REQUIREMENTS
Exactly as written, print each record in the listing.

PROVIDED RECORDS
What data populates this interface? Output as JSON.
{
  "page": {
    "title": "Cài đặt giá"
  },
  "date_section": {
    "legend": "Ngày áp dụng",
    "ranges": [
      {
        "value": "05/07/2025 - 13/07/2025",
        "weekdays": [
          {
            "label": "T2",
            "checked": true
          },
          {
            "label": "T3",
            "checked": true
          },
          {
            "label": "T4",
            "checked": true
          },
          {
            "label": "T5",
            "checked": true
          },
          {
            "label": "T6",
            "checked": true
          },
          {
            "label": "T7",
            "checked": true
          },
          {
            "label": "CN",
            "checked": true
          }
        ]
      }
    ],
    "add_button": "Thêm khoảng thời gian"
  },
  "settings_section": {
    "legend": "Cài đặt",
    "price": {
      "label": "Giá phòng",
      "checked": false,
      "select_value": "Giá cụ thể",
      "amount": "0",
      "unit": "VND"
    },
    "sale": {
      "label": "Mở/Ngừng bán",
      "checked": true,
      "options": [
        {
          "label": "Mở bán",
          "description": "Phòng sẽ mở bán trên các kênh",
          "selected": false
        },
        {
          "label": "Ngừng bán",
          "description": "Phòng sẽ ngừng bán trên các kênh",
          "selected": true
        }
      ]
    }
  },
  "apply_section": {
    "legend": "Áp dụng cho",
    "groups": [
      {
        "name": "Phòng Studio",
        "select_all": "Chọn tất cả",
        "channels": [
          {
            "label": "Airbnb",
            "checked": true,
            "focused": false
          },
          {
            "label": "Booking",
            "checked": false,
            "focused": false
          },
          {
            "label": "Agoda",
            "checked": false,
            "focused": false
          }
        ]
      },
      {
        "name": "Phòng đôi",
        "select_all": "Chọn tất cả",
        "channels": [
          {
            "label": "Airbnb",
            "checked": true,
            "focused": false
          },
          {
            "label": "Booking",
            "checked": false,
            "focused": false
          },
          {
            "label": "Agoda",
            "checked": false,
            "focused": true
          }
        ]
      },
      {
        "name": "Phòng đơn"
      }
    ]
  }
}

FULL RESPONSE
What data populates this interface? Output as JSON.
{
  "page": {
    "title": "Cài đặt giá"
  },
  "date_section": {
    "legend": "Ngày áp dụng",
    "ranges": [
      {
        "value": "05/07/2025 - 13/07/2025",
        "weekdays": [
          {
            "label": "T2",
            "checked": true
          },
          {
            "label": "T3",
            "checked": true
          },
          {
            "label": "T4",
            "checked": true
          },
          {
            "label": "T5",
            "checked": true
          },
          {
            "label": "T6",
            "checked": true
          },
          {
            "label": "T7",
            "checked": true
          },
          {
            "label": "CN",
            "checked": true
          }
        ]
      }
    ],
    "add_button": "Thêm khoảng thời gian"
  },
  "settings_section": {
    "legend": "Cài đặt",
    "price": {
      "label": "Giá phòng",
      "checked": false,
      "select_value": "Giá cụ thể",
      "amount": "0",
      "unit": "VND"
    },
    "sale": {
      "label": "Mở/Ngừng bán",
      "checked": true,
      "options": [
        {
          "label": "Mở bán",
          "description": "Phòng sẽ mở bán trên các kênh",
          "selected": false
        },
        {
          "label": "Ngừng bán",
          "description": "Phòng sẽ ngừng bán trên các kênh",
          "selected": true
        }
      ]
    }
  },
  "apply_section": {
    "legend": "Áp dụng cho",
    "groups": [
      {
        "name": "Phòng Studio",
        "select_all": "Chọn tất cả",
        "channels": [
          {
            "label": "Airbnb",
            "checked": true,
            "focused": false
          },
          {
            "label": "Booking",
            "checked": false,
            "focused": false
          },
          {
            "label": "Agoda",
            "checked": false,
            "focused": false
          }
        ]
      },
      {
        "name": "Phòng đôi",
        "select_all": "Chọn tất cả",
        "channels": [
          {
            "label": "Airbnb",
            "checked": true,
            "focused": false
          },
          {
            "label": "Booking",
            "checked": false,
            "focused": false
          },
          {
            "label": "Agoda",
            "checked": false,
            "focused": true
          }
        ]
      },
      {
        "name": "Phòng đơn"
      }
    ]
  }
}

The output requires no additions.